┌─ Stored rows

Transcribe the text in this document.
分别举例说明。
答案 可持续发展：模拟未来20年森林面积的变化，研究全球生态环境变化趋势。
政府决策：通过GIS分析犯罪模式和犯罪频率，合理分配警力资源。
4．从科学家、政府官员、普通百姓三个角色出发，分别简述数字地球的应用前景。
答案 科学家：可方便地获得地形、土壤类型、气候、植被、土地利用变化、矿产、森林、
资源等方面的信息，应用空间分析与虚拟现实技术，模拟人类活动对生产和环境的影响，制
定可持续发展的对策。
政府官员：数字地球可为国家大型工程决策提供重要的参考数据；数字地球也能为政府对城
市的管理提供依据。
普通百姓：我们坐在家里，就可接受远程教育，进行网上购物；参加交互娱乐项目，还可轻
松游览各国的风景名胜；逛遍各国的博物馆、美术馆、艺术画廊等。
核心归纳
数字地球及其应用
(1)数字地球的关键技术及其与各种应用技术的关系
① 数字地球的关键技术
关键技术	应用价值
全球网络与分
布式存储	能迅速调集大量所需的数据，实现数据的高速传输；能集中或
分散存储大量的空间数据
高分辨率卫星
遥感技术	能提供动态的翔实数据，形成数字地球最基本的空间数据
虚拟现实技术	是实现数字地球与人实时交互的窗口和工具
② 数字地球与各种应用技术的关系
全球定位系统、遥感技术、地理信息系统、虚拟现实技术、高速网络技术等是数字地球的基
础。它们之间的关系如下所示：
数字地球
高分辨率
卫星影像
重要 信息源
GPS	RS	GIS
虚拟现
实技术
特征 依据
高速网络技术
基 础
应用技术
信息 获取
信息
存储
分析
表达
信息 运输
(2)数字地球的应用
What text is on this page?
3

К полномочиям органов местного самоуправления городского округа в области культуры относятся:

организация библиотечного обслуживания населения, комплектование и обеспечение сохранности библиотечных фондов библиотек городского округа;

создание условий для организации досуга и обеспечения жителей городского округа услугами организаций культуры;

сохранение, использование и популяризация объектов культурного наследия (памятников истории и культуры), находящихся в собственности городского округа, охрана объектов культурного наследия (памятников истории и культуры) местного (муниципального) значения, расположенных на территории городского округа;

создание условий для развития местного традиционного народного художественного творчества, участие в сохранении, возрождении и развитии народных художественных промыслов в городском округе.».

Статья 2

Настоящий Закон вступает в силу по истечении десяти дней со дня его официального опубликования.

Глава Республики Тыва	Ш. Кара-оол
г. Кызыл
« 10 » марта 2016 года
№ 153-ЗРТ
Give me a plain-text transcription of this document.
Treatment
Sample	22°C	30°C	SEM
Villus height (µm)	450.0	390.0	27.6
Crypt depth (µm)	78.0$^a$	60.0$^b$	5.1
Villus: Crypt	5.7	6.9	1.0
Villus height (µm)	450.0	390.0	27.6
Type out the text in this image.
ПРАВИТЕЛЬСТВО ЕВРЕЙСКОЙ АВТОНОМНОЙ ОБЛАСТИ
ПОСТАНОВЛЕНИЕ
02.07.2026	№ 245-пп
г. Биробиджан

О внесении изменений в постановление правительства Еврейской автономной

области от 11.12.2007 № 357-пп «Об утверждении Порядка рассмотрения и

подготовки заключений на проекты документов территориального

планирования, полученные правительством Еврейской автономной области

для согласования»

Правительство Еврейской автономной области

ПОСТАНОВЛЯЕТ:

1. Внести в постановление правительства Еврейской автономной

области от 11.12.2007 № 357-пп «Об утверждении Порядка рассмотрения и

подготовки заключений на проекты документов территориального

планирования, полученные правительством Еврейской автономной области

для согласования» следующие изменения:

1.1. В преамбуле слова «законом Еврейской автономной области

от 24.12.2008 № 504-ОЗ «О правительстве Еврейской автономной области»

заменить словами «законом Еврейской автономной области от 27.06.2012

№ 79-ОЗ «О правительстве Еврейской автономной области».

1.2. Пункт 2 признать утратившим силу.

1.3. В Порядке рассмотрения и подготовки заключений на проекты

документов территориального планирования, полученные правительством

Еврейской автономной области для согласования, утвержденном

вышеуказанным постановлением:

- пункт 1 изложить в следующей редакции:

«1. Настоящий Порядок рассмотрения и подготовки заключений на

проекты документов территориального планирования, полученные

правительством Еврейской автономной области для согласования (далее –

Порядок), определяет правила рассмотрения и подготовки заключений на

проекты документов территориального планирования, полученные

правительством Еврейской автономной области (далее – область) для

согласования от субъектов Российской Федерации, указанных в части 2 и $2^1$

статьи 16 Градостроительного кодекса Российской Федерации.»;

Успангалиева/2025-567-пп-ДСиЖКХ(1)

└─

(Challenge)
Quote the lines of the listing above that run from the line with "Give me a plain-text" through its last line, both included, and nothing else.

(Response below)
Give me a plain-text transcription of this document.
Treatment
Sample	22°C	30°C	SEM
Villus height (µm)	450.0	390.0	27.6
Crypt depth (µm)	78.0$^a$	60.0$^b$	5.1
Villus: Crypt	5.7	6.9	1.0
Villus height (µm)	450.0	390.0	27.6
Type out the text in this image.
ПРАВИТЕЛЬСТВО ЕВРЕЙСКОЙ АВТОНОМНОЙ ОБЛАСТИ
ПОСТАНОВЛЕНИЕ
02.07.2026	№ 245-пп
г. Биробиджан

О внесении изменений в постановление правительства Еврейской автономной

области от 11.12.2007 № 357-пп «Об утверждении Порядка рассмотрения и

подготовки заключений на проекты документов территориального

планирования, полученные правительством Еврейской автономной области

для согласования»

Правительство Еврейской автономной области

ПОСТАНОВЛЯЕТ:

1. Внести в постановление правительства Еврейской автономной

области от 11.12.2007 № 357-пп «Об утверждении Порядка рассмотрения и

подготовки заключений на проекты документов территориального

планирования, полученные правительством Еврейской автономной области

для согласования» следующие изменения:

1.1. В преамбуле слова «законом Еврейской автономной области

от 24.12.2008 № 504-ОЗ «О правительстве Еврейской автономной области»

заменить словами «законом Еврейской автономной области от 27.06.2012

№ 79-ОЗ «О правительстве Еврейской автономной области».

1.2. Пункт 2 признать утратившим силу.

1.3. В Порядке рассмотрения и подготовки заключений на проекты

документов территориального планирования, полученные правительством

Еврейской автономной области для согласования, утвержденном

вышеуказанным постановлением:

- пункт 1 изложить в следующей редакции:

«1. Настоящий Порядок рассмотрения и подготовки заключений на

проекты документов территориального планирования, полученные

правительством Еврейской автономной области для согласования (далее –

Порядок), определяет правила рассмотрения и подготовки заключений на

проекты документов территориального планирования, полученные

правительством Еврейской автономной области (далее – область) для

согласования от субъектов Российской Федерации, указанных в части 2 и $2^1$

статьи 16 Градостроительного кодекса Российской Федерации.»;

Успангалиева/2025-567-пп-ДСиЖКХ(1)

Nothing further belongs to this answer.